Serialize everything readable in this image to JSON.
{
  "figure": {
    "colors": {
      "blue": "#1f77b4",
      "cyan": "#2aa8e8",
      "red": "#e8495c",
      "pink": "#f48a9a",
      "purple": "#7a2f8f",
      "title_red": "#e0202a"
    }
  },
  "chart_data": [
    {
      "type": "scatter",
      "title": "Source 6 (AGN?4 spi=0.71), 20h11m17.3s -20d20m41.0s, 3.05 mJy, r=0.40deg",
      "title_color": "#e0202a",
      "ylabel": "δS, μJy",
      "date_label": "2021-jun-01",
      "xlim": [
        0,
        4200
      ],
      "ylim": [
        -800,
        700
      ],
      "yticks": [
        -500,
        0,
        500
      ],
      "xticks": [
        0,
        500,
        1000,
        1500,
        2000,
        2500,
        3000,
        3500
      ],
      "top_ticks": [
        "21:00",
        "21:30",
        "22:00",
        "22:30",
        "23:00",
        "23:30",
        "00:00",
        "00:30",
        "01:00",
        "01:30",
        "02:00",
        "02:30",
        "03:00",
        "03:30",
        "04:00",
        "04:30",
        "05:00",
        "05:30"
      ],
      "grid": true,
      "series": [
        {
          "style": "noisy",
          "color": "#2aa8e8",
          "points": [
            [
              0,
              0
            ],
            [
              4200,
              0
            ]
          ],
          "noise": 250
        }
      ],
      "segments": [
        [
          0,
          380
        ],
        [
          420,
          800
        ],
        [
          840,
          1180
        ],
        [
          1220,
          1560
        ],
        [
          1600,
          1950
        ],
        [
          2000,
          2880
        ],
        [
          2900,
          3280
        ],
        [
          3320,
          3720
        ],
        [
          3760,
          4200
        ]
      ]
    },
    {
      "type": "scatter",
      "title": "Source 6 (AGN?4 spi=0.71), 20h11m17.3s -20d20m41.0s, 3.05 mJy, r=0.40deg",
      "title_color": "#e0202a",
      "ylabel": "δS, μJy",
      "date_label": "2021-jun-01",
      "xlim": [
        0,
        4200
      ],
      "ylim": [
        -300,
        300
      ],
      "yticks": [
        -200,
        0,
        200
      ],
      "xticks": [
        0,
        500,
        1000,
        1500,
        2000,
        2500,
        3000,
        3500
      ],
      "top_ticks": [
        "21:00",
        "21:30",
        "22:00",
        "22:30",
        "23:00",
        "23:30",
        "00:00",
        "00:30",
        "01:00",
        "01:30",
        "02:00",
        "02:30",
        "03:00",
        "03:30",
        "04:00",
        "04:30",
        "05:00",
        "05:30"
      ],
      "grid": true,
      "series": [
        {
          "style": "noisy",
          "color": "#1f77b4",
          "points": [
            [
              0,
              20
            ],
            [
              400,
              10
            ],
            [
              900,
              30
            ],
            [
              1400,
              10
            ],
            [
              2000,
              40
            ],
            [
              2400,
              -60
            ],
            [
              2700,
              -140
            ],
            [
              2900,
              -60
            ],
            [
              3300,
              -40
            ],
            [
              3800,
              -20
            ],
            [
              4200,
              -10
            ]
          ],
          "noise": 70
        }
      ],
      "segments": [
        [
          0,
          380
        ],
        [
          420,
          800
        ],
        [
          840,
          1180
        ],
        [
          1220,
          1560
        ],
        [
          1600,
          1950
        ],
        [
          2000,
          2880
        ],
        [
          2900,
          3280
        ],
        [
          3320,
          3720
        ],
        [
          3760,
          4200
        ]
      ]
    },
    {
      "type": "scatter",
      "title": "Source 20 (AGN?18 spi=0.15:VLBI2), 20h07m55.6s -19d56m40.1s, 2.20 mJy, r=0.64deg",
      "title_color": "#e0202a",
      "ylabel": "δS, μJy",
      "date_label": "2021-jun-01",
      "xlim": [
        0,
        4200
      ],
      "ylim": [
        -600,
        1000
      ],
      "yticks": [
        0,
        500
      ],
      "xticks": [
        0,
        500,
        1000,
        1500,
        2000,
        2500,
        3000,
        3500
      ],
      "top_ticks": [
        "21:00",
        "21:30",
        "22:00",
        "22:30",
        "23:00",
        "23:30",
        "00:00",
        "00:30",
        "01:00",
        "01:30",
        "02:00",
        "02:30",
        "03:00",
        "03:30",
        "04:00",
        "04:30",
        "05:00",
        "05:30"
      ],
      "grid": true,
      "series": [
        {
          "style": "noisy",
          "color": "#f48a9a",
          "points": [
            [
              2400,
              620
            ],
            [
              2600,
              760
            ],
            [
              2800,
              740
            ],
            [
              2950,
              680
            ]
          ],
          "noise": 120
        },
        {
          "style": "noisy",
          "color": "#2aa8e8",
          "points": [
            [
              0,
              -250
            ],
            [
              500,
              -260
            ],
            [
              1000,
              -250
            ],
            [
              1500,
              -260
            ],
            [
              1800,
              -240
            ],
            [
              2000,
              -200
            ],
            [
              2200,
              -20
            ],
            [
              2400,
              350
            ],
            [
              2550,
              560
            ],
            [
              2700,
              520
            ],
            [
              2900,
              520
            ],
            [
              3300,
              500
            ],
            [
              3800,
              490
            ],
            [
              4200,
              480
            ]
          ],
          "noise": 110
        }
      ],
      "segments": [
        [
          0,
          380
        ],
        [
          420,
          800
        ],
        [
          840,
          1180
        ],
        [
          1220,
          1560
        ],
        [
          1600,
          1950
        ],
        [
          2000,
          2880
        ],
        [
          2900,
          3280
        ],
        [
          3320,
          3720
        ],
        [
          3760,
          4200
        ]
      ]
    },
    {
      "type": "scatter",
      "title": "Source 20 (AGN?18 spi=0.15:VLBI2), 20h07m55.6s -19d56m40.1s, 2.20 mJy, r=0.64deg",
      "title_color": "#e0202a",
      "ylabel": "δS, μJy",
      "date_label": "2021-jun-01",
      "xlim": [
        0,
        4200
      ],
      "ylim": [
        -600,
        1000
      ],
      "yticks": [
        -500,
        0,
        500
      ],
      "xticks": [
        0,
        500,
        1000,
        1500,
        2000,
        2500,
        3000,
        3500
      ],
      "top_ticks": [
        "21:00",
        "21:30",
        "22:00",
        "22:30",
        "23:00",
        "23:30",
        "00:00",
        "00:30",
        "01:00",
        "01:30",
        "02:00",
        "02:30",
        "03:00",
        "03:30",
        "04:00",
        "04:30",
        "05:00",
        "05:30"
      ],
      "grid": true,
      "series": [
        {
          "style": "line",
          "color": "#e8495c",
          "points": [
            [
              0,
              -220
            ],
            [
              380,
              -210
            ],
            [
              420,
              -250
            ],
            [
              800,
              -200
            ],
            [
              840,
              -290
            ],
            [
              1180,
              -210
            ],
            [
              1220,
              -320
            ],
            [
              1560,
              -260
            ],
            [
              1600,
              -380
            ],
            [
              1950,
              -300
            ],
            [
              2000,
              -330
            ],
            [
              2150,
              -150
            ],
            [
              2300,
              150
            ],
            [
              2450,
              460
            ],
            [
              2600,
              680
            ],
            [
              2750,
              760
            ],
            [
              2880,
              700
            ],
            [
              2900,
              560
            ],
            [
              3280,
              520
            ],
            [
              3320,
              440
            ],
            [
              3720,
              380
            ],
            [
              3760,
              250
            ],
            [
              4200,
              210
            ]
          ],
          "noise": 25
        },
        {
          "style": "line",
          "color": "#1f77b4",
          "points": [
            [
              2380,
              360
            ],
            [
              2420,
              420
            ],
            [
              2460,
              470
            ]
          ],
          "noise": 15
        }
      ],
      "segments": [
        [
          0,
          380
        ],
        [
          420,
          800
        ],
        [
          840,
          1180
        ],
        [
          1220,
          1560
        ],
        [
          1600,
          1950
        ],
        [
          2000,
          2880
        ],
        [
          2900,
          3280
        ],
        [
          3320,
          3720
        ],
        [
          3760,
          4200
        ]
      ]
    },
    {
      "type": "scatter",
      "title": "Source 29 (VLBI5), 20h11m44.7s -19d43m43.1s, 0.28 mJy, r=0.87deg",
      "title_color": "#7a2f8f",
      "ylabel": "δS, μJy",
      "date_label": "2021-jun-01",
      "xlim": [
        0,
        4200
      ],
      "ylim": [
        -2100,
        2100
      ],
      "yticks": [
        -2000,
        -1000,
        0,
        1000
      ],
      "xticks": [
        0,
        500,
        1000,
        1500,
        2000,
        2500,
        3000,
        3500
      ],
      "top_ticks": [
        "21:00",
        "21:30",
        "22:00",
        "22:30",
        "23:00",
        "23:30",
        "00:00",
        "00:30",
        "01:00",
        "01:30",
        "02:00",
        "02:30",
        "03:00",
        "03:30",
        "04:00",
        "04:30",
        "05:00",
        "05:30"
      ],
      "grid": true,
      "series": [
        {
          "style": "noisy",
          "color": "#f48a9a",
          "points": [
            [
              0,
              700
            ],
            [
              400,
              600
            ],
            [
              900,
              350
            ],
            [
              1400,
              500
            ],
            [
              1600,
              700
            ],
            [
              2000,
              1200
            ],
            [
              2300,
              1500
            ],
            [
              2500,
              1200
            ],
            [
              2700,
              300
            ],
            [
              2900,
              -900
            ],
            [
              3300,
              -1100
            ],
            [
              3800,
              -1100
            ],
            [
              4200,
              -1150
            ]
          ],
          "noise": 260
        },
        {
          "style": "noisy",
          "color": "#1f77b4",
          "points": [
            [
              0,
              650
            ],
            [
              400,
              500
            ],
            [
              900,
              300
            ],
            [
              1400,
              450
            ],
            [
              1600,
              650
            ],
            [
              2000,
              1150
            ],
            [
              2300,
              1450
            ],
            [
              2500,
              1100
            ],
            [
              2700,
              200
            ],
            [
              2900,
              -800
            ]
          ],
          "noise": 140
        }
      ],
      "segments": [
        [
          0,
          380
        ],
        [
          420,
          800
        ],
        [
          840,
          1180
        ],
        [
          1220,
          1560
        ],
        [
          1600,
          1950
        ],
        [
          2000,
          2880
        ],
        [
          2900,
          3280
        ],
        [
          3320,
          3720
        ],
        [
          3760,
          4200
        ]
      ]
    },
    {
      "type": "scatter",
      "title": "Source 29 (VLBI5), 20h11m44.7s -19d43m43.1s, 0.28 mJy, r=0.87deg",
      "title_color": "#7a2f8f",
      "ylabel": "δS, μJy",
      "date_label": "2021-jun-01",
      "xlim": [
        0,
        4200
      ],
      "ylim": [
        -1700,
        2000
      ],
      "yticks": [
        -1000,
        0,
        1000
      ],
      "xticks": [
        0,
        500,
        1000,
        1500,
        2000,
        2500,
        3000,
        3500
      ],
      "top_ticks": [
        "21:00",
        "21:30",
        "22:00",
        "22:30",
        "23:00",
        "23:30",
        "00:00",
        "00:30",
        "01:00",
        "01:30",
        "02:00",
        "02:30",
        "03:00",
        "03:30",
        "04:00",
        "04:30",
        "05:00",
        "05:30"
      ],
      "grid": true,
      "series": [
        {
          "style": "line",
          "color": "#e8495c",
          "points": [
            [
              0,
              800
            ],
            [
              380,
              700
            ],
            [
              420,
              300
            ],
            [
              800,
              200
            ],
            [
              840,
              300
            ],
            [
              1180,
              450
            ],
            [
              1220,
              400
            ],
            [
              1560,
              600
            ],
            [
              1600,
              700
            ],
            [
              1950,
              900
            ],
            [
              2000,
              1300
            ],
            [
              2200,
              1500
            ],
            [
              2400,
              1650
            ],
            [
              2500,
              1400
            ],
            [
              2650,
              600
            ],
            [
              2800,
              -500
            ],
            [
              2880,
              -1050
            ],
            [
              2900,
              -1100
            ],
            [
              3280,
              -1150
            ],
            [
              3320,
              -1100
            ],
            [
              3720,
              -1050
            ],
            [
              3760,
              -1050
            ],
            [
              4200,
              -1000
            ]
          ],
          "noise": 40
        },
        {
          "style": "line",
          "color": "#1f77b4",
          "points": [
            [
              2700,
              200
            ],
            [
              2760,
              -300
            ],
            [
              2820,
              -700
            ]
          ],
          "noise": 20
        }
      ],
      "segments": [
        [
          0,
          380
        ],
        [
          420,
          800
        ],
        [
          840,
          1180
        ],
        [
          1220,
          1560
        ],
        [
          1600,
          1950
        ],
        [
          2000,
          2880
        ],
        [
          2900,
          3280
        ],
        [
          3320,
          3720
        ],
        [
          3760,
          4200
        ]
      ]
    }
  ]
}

▶ **Work to complete**: Identify and copy the lines holding the word "noise".

▶ **Response to this task**:
          "noise": 250
          "noise": 70
          "noise": 120
          "noise": 110
          "noise": 25
          "noise": 15
          "noise": 260
          "noise": 140
          "noise": 40
          "noise": 20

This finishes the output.